======== Data to process
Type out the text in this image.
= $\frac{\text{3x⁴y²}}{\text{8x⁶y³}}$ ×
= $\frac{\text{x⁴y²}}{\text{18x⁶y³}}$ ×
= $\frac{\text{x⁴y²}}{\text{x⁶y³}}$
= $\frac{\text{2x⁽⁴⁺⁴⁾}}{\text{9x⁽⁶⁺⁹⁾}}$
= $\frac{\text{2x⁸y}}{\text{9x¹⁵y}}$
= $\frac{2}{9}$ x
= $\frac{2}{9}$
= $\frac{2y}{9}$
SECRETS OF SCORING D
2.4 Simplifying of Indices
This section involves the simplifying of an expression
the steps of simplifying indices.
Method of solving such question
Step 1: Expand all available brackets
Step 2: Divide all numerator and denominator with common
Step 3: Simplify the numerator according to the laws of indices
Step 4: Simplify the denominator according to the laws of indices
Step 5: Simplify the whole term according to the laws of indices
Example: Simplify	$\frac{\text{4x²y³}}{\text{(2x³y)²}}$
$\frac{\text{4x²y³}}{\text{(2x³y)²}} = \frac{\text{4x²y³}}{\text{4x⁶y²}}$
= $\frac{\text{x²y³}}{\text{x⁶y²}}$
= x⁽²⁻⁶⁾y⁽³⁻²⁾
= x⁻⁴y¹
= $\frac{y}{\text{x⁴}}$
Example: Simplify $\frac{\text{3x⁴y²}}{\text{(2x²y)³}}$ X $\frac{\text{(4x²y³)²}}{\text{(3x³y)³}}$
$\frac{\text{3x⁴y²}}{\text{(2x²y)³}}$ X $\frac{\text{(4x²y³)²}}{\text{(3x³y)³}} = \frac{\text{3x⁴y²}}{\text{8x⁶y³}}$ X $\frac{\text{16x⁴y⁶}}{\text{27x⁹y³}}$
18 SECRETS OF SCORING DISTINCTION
================
Instructions to follow:
Produce an exact copy of the whole listing.

Solution to this problem:
Type out the text in this image.
= $\frac{\text{3x⁴y²}}{\text{8x⁶y³}}$ ×
= $\frac{\text{x⁴y²}}{\text{18x⁶y³}}$ ×
= $\frac{\text{x⁴y²}}{\text{x⁶y³}}$
= $\frac{\text{2x⁽⁴⁺⁴⁾}}{\text{9x⁽⁶⁺⁹⁾}}$
= $\frac{\text{2x⁸y}}{\text{9x¹⁵y}}$
= $\frac{2}{9}$ x
= $\frac{2}{9}$
= $\frac{2y}{9}$
SECRETS OF SCORING D
2.4 Simplifying of Indices
This section involves the simplifying of an expression
the steps of simplifying indices.
Method of solving such question
Step 1: Expand all available brackets
Step 2: Divide all numerator and denominator with common
Step 3: Simplify the numerator according to the laws of indices
Step 4: Simplify the denominator according to the laws of indices
Step 5: Simplify the whole term according to the laws of indices
Example: Simplify	$\frac{\text{4x²y³}}{\text{(2x³y)²}}$
$\frac{\text{4x²y³}}{\text{(2x³y)²}} = \frac{\text{4x²y³}}{\text{4x⁶y²}}$
= $\frac{\text{x²y³}}{\text{x⁶y²}}$
= x⁽²⁻⁶⁾y⁽³⁻²⁾
= x⁻⁴y¹
= $\frac{y}{\text{x⁴}}$
Example: Simplify $\frac{\text{3x⁴y²}}{\text{(2x²y)³}}$ X $\frac{\text{(4x²y³)²}}{\text{(3x³y)³}}$
$\frac{\text{3x⁴y²}}{\text{(2x²y)³}}$ X $\frac{\text{(4x²y³)²}}{\text{(3x³y)³}} = \frac{\text{3x⁴y²}}{\text{8x⁶y³}}$ X $\frac{\text{16x⁴y⁶}}{\text{27x⁹y³}}$
18 SECRETS OF SCORING DISTINCTION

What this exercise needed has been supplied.